DPVAT 2020 começa a ser cobrado com valores do ano passado após STF derrubar redução

Seguro é obrigatório para licenciar veículo e pode ser pago em conjunto com o IPVA. Governo quis suspender o DPVAT a partir deste ano, mas decisão também foi barrada no Supremo.

Foto: Polícia Rodoviária Federal/Divulgação

O Seguro DPVAT 2020, também conhecido como seguro obrigatório, começa a ser cobrado neste mês com os mesmos valores de 2019.

Na última terça-feira (31), o ministro Dias Toffoli, presidente do Supremo Tribunal Federal (STF), suspendeu uma resolução do governo federal que previa a redução dos valores do seguro. A decisão é provisória (liminar).

Nesta quinta (2), a Seguradora Líder, que administra o DPVAT, confirmou ao G1 que os valores de 2019 foram mantidos para este ano e que a arrecadação já começou.

O DPVAT é cobrado junto com o licenciamento dos veículos e ambos podem ser pagos antecipadamente, em conjunto com o IPVA, seguindo um calendário que varia de estado para estado, mas com prazos que costumam começar em janeiro (veja o guia por estado).

▶ **Dados brutos**
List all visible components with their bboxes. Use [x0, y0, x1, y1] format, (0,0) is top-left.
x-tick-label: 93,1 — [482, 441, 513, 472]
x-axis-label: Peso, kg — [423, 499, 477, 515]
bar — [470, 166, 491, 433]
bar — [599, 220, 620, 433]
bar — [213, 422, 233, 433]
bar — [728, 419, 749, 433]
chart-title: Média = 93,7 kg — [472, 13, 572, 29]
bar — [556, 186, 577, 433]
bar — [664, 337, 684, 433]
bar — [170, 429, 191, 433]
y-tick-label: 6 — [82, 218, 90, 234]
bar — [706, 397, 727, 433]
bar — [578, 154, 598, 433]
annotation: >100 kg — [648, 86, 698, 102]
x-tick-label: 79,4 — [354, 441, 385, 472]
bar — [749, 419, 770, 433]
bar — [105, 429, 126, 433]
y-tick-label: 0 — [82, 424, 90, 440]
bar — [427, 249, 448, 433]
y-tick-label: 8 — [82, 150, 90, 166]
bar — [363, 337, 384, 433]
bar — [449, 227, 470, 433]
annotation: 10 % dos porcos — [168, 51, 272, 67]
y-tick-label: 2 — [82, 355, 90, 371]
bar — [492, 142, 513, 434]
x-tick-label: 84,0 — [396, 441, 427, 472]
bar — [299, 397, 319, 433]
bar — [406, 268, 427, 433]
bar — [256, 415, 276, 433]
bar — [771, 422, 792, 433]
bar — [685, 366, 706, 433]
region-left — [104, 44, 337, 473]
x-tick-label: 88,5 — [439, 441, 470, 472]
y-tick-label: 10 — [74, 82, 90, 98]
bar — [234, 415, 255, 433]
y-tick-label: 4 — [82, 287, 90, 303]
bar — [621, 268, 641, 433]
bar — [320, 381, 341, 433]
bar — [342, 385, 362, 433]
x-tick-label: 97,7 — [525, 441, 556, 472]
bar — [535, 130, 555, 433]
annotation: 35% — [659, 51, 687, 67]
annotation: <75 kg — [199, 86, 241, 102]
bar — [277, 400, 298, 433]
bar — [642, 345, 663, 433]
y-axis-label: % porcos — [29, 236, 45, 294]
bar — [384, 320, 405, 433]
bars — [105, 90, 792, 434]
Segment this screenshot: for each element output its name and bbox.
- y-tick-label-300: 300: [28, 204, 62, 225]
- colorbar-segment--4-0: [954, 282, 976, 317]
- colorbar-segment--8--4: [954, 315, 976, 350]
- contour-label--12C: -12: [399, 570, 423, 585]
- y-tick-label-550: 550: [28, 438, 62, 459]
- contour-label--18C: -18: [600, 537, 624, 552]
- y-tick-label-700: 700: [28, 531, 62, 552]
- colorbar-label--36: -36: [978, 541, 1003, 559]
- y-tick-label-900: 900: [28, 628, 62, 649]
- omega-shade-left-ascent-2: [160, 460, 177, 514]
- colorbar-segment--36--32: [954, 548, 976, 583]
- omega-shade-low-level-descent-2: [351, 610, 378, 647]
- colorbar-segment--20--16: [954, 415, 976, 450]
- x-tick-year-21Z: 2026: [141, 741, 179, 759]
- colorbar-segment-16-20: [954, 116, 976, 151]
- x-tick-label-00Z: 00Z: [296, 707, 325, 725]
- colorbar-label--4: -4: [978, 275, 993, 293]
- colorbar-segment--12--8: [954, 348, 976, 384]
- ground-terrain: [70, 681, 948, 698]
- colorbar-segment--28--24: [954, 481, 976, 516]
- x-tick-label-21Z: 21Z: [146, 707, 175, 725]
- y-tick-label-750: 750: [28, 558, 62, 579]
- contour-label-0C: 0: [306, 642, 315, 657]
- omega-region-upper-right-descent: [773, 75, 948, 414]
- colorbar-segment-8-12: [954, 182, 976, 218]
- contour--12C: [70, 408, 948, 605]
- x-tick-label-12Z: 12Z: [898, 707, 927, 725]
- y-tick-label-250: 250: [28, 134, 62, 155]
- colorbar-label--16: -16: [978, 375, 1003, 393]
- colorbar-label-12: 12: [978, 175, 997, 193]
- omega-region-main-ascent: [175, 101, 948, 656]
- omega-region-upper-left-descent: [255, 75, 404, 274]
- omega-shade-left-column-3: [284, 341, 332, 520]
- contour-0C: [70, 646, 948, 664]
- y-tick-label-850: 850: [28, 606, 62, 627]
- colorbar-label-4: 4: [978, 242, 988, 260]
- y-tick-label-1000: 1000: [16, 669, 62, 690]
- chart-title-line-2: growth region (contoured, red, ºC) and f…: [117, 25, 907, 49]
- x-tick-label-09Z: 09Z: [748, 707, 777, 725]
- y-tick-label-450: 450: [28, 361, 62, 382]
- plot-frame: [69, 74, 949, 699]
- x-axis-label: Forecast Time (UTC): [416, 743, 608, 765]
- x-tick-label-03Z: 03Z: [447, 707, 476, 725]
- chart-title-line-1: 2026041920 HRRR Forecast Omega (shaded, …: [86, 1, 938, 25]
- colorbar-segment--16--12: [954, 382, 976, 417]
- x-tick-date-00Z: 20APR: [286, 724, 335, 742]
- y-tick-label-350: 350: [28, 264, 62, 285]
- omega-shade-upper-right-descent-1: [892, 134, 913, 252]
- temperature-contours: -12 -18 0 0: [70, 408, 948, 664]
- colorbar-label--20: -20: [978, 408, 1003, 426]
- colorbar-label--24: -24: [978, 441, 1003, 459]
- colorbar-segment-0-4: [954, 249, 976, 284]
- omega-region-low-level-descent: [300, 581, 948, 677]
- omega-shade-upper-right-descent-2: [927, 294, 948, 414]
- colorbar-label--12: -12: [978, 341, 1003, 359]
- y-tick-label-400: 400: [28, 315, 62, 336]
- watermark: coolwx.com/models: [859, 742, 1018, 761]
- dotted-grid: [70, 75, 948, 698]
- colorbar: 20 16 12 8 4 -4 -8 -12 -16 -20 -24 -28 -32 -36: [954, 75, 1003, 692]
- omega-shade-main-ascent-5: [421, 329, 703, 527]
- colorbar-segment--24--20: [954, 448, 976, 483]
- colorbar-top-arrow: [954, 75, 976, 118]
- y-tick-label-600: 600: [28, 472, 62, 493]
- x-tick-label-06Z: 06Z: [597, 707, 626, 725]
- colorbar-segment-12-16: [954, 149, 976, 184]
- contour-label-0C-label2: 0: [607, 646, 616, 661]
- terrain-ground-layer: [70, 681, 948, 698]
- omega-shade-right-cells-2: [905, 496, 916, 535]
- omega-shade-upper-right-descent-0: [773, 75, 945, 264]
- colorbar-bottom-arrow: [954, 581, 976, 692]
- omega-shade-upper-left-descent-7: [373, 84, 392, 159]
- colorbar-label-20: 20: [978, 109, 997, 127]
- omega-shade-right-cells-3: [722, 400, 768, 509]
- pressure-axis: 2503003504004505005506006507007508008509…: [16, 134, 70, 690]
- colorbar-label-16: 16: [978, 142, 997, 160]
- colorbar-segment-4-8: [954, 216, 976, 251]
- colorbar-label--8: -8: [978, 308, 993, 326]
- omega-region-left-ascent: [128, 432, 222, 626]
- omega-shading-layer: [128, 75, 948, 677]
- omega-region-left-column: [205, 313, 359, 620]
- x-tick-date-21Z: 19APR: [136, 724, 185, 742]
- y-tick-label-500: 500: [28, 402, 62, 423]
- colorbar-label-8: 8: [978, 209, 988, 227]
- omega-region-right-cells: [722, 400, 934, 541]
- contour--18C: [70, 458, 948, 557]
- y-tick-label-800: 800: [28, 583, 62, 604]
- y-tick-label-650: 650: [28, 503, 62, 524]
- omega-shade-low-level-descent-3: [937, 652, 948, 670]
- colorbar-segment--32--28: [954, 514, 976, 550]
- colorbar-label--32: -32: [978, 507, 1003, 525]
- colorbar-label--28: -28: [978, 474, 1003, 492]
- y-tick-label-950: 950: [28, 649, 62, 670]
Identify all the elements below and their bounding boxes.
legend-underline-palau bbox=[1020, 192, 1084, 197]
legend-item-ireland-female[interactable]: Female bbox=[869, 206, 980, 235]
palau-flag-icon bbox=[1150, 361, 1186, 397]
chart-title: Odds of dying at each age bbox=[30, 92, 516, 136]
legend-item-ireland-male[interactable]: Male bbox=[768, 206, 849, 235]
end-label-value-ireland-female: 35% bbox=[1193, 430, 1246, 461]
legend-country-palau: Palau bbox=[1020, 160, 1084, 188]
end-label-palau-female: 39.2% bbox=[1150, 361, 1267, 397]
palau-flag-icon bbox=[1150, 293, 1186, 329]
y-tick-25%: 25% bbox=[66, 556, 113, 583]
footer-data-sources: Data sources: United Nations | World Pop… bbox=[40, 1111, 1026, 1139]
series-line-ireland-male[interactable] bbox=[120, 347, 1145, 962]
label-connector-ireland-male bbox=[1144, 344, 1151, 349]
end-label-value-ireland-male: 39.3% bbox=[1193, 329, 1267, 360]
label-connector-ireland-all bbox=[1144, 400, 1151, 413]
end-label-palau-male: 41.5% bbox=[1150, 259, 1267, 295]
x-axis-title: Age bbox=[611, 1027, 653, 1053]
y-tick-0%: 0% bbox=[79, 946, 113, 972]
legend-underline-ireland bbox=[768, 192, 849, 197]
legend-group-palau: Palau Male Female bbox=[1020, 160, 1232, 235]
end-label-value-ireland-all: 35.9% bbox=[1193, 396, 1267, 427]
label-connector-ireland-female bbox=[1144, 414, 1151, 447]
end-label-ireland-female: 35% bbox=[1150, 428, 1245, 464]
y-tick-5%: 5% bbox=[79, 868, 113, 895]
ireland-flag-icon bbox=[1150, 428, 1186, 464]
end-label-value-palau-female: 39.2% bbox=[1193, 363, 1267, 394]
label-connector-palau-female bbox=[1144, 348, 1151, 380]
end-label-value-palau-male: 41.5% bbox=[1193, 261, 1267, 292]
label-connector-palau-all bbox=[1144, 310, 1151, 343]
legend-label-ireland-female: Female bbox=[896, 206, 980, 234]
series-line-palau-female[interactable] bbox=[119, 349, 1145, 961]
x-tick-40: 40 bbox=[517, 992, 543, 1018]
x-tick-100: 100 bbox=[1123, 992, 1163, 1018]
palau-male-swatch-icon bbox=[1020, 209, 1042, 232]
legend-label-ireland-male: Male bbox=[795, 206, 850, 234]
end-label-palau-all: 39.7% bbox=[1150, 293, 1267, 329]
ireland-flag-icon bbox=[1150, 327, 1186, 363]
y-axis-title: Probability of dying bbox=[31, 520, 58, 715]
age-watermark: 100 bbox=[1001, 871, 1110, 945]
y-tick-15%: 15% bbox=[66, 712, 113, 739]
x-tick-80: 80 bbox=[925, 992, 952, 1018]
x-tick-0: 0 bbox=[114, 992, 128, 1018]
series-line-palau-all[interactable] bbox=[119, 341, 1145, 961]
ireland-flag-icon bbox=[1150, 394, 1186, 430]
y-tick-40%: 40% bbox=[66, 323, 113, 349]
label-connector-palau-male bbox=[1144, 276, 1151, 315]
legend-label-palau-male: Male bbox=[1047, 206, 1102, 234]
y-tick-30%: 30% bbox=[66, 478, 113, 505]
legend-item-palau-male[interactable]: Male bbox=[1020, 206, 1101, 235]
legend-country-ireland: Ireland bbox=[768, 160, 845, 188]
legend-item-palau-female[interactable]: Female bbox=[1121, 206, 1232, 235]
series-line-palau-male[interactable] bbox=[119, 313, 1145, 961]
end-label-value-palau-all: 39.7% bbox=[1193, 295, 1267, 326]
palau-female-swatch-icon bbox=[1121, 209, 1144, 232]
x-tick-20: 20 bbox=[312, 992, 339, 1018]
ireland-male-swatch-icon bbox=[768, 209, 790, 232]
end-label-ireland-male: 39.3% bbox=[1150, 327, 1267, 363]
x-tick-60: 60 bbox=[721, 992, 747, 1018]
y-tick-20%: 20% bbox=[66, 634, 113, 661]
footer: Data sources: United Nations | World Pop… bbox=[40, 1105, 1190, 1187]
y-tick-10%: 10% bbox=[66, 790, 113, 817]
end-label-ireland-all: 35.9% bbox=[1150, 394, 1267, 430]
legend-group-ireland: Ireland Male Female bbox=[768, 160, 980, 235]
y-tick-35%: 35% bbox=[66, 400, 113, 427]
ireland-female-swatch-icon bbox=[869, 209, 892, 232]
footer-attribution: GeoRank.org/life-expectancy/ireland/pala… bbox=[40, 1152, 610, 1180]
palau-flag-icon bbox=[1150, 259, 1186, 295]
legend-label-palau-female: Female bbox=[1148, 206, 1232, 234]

▶ **Instruções**
Segundo a notícia sobre o DPVAT, qual empresa administra o seguro? Não é preciso usar os dados.

▶ **Resposta do exercício**
A Seguradora Líder.